Goal => Exactly reproduce each record listed below.
*-*-*
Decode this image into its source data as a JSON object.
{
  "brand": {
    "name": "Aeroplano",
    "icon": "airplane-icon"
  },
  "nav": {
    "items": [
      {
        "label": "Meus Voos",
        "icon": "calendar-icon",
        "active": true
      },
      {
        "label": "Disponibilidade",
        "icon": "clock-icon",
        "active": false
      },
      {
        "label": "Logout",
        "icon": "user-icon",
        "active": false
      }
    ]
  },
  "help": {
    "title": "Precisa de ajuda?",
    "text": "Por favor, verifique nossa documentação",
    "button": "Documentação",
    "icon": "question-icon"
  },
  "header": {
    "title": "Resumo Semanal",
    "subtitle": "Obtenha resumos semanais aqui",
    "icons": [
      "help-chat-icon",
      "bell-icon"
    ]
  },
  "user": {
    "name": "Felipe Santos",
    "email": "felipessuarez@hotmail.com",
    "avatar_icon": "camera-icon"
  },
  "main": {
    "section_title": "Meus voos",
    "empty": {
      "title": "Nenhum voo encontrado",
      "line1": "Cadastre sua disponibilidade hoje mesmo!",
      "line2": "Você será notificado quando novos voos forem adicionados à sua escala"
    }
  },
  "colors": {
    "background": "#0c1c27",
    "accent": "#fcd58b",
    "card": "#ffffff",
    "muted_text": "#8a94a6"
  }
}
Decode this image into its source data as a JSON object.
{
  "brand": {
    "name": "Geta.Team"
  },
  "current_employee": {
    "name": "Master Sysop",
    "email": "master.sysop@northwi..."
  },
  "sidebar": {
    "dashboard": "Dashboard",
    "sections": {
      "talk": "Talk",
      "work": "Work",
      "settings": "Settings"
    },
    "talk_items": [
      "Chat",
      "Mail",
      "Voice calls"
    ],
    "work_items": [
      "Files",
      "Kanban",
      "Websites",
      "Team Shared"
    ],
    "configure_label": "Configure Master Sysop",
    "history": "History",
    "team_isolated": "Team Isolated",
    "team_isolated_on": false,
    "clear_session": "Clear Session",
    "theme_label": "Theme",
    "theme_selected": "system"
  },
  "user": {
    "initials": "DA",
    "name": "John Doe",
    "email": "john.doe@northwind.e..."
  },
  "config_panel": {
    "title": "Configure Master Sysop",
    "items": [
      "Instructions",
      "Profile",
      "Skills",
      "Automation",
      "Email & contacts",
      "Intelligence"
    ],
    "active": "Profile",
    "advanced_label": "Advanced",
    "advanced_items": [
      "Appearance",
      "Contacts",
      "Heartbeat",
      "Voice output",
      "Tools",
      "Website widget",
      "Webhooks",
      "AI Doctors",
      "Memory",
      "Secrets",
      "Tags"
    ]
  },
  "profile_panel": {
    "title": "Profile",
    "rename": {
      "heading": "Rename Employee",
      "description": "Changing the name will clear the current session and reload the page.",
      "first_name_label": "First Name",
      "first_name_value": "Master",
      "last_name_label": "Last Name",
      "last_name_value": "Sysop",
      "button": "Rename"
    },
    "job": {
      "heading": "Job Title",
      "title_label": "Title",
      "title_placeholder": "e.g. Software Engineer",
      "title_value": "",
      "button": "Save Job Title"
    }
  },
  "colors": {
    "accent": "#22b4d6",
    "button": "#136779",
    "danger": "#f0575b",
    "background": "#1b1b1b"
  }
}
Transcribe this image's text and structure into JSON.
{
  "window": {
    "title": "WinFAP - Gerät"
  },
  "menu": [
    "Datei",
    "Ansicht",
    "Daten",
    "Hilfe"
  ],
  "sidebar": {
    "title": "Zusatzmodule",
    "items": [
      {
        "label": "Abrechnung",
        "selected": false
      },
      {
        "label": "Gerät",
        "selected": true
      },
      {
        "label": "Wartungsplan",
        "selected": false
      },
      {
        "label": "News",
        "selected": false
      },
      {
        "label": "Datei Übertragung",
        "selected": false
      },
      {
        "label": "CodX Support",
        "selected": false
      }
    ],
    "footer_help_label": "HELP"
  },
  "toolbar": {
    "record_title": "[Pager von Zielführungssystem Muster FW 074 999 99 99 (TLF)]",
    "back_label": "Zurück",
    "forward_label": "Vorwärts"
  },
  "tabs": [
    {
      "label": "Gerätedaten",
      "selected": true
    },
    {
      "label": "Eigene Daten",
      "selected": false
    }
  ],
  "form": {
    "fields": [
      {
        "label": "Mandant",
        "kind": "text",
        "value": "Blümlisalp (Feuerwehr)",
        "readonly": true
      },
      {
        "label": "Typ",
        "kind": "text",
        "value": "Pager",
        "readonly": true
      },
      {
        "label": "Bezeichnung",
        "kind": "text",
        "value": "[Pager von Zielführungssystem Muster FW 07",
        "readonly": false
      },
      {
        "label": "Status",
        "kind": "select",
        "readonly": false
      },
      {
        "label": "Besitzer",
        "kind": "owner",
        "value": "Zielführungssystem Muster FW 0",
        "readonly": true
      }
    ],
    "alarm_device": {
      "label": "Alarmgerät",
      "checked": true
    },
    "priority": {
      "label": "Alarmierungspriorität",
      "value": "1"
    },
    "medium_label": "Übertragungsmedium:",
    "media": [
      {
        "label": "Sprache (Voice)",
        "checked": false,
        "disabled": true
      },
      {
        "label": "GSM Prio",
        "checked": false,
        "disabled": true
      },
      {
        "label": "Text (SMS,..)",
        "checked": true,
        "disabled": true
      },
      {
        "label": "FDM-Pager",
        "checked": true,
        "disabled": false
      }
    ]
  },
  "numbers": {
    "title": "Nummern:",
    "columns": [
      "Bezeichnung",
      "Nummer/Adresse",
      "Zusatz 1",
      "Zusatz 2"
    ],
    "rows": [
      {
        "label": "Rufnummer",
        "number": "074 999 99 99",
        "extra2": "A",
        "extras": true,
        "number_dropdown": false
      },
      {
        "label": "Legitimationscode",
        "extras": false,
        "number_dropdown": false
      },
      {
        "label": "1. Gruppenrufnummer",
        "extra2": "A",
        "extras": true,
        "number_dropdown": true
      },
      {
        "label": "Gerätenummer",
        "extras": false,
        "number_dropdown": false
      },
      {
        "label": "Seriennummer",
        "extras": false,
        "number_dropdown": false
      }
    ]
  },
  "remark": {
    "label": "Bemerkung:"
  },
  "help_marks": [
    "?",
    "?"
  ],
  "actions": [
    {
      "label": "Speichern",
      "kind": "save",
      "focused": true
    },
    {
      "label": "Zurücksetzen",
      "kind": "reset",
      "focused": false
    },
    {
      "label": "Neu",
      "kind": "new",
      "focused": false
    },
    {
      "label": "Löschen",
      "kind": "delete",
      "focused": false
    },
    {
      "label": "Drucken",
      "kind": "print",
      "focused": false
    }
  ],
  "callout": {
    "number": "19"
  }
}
*-*-*
Response =>
Decode this image into its source data as a JSON object.
{
  "brand": {
    "name": "Aeroplano",
    "icon": "airplane-icon"
  },
  "nav": {
    "items": [
      {
        "label": "Meus Voos",
        "icon": "calendar-icon",
        "active": true
      },
      {
        "label": "Disponibilidade",
        "icon": "clock-icon",
        "active": false
      },
      {
        "label": "Logout",
        "icon": "user-icon",
        "active": false
      }
    ]
  },
  "help": {
    "title": "Precisa de ajuda?",
    "text": "Por favor, verifique nossa documentação",
    "button": "Documentação",
    "icon": "question-icon"
  },
  "header": {
    "title": "Resumo Semanal",
    "subtitle": "Obtenha resumos semanais aqui",
    "icons": [
      "help-chat-icon",
      "bell-icon"
    ]
  },
  "user": {
    "name": "Felipe Santos",
    "email": "felipessuarez@hotmail.com",
    "avatar_icon": "camera-icon"
  },
  "main": {
    "section_title": "Meus voos",
    "empty": {
      "title": "Nenhum voo encontrado",
      "line1": "Cadastre sua disponibilidade hoje mesmo!",
      "line2": "Você será notificado quando novos voos forem adicionados à sua escala"
    }
  },
  "colors": {
    "background": "#0c1c27",
    "accent": "#fcd58b",
    "card": "#ffffff",
    "muted_text": "#8a94a6"
  }
}
Decode this image into its source data as a JSON object.
{
  "brand": {
    "name": "Geta.Team"
  },
  "current_employee": {
    "name": "Master Sysop",
    "email": "master.sysop@northwi..."
  },
  "sidebar": {
    "dashboard": "Dashboard",
    "sections": {
      "talk": "Talk",
      "work": "Work",
      "settings": "Settings"
    },
    "talk_items": [
      "Chat",
      "Mail",
      "Voice calls"
    ],
    "work_items": [
      "Files",
      "Kanban",
      "Websites",
      "Team Shared"
    ],
    "configure_label": "Configure Master Sysop",
    "history": "History",
    "team_isolated": "Team Isolated",
    "team_isolated_on": false,
    "clear_session": "Clear Session",
    "theme_label": "Theme",
    "theme_selected": "system"
  },
  "user": {
    "initials": "DA",
    "name": "John Doe",
    "email": "john.doe@northwind.e..."
  },
  "config_panel": {
    "title": "Configure Master Sysop",
    "items": [
      "Instructions",
      "Profile",
      "Skills",
      "Automation",
      "Email & contacts",
      "Intelligence"
    ],
    "active": "Profile",
    "advanced_label": "Advanced",
    "advanced_items": [
      "Appearance",
      "Contacts",
      "Heartbeat",
      "Voice output",
      "Tools",
      "Website widget",
      "Webhooks",
      "AI Doctors",
      "Memory",
      "Secrets",
      "Tags"
    ]
  },
  "profile_panel": {
    "title": "Profile",
    "rename": {
      "heading": "Rename Employee",
      "description": "Changing the name will clear the current session and reload the page.",
      "first_name_label": "First Name",
      "first_name_value": "Master",
      "last_name_label": "Last Name",
      "last_name_value": "Sysop",
      "button": "Rename"
    },
    "job": {
      "heading": "Job Title",
      "title_label": "Title",
      "title_placeholder": "e.g. Software Engineer",
      "title_value": "",
      "button": "Save Job Title"
    }
  },
  "colors": {
    "accent": "#22b4d6",
    "button": "#136779",
    "danger": "#f0575b",
    "background": "#1b1b1b"
  }
}
Transcribe this image's text and structure into JSON.
{
  "window": {
    "title": "WinFAP - Gerät"
  },
  "menu": [
    "Datei",
    "Ansicht",
    "Daten",
    "Hilfe"
  ],
  "sidebar": {
    "title": "Zusatzmodule",
    "items": [
      {
        "label": "Abrechnung",
        "selected": false
      },
      {
        "label": "Gerät",
        "selected": true
      },
      {
        "label": "Wartungsplan",
        "selected": false
      },
      {
        "label": "News",
        "selected": false
      },
      {
        "label": "Datei Übertragung",
        "selected": false
      },
      {
        "label": "CodX Support",
        "selected": false
      }
    ],
    "footer_help_label": "HELP"
  },
  "toolbar": {
    "record_title": "[Pager von Zielführungssystem Muster FW 074 999 99 99 (TLF)]",
    "back_label": "Zurück",
    "forward_label": "Vorwärts"
  },
  "tabs": [
    {
      "label": "Gerätedaten",
      "selected": true
    },
    {
      "label": "Eigene Daten",
      "selected": false
    }
  ],
  "form": {
    "fields": [
      {
        "label": "Mandant",
        "kind": "text",
        "value": "Blümlisalp (Feuerwehr)",
        "readonly": true
      },
      {
        "label": "Typ",
        "kind": "text",
        "value": "Pager",
        "readonly": true
      },
      {
        "label": "Bezeichnung",
        "kind": "text",
        "value": "[Pager von Zielführungssystem Muster FW 07",
        "readonly": false
      },
      {
        "label": "Status",
        "kind": "select",
        "readonly": false
      },
      {
        "label": "Besitzer",
        "kind": "owner",
        "value": "Zielführungssystem Muster FW 0",
        "readonly": true
      }
    ],
    "alarm_device": {
      "label": "Alarmgerät",
      "checked": true
    },
    "priority": {
      "label": "Alarmierungspriorität",
      "value": "1"
    },
    "medium_label": "Übertragungsmedium:",
    "media": [
      {
        "label": "Sprache (Voice)",
        "checked": false,
        "disabled": true
      },
      {
        "label": "GSM Prio",
        "checked": false,
        "disabled": true
      },
      {
        "label": "Text (SMS,..)",
        "checked": true,
        "disabled": true
      },
      {
        "label": "FDM-Pager",
        "checked": true,
        "disabled": false
      }
    ]
  },
  "numbers": {
    "title": "Nummern:",
    "columns": [
      "Bezeichnung",
      "Nummer/Adresse",
      "Zusatz 1",
      "Zusatz 2"
    ],
    "rows": [
      {
        "label": "Rufnummer",
        "number": "074 999 99 99",
        "extra2": "A",
        "extras": true,
        "number_dropdown": false
      },
      {
        "label": "Legitimationscode",
        "extras": false,
        "number_dropdown": false
      },
      {
        "label": "1. Gruppenrufnummer",
        "extra2": "A",
        "extras": true,
        "number_dropdown": true
      },
      {
        "label": "Gerätenummer",
        "extras": false,
        "number_dropdown": false
      },
      {
        "label": "Seriennummer",
        "extras": false,
        "number_dropdown": false
      }
    ]
  },
  "remark": {
    "label": "Bemerkung:"
  },
  "help_marks": [
    "?",
    "?"
  ],
  "actions": [
    {
      "label": "Speichern",
      "kind": "save",
      "focused": true
    },
    {
      "label": "Zurücksetzen",
      "kind": "reset",
      "focused": false
    },
    {
      "label": "Neu",
      "kind": "new",
      "focused": false
    },
    {
      "label": "Löschen",
      "kind": "delete",
      "focused": false
    },
    {
      "label": "Drucken",
      "kind": "print",
      "focused": false
    }
  ],
  "callout": {
    "number": "19"
  }
}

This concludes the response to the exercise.